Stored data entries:
● ● ● ● ●

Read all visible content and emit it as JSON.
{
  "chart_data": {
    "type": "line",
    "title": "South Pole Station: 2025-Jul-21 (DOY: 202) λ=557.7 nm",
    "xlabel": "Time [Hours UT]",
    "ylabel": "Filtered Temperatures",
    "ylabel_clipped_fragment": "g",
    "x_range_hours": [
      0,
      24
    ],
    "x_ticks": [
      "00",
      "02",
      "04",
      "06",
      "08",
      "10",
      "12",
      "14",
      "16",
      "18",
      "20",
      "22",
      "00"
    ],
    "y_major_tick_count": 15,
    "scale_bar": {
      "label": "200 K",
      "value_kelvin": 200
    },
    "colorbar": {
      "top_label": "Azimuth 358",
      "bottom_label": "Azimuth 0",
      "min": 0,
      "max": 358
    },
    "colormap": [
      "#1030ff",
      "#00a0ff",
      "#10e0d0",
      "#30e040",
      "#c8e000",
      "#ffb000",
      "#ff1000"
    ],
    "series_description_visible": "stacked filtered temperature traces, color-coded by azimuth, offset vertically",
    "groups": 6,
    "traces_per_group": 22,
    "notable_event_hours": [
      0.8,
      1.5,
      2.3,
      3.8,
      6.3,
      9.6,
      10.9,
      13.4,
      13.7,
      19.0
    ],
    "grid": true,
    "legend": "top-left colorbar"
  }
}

● ● ● ● ●

Exercise goal: Write out all the data again, exactly as it appears.

Task response:
Read all visible content and emit it as JSON.
{
  "chart_data": {
    "type": "line",
    "title": "South Pole Station: 2025-Jul-21 (DOY: 202) λ=557.7 nm",
    "xlabel": "Time [Hours UT]",
    "ylabel": "Filtered Temperatures",
    "ylabel_clipped_fragment": "g",
    "x_range_hours": [
      0,
      24
    ],
    "x_ticks": [
      "00",
      "02",
      "04",
      "06",
      "08",
      "10",
      "12",
      "14",
      "16",
      "18",
      "20",
      "22",
      "00"
    ],
    "y_major_tick_count": 15,
    "scale_bar": {
      "label": "200 K",
      "value_kelvin": 200
    },
    "colorbar": {
      "top_label": "Azimuth 358",
      "bottom_label": "Azimuth 0",
      "min": 0,
      "max": 358
    },
    "colormap": [
      "#1030ff",
      "#00a0ff",
      "#10e0d0",
      "#30e040",
      "#c8e000",
      "#ffb000",
      "#ff1000"
    ],
    "series_description_visible": "stacked filtered temperature traces, color-coded by azimuth, offset vertically",
    "groups": 6,
    "traces_per_group": 22,
    "notable_event_hours": [
      0.8,
      1.5,
      2.3,
      3.8,
      6.3,
      9.6,
      10.9,
      13.4,
      13.7,
      19.0
    ],
    "grid": true,
    "legend": "top-left colorbar"
  }
}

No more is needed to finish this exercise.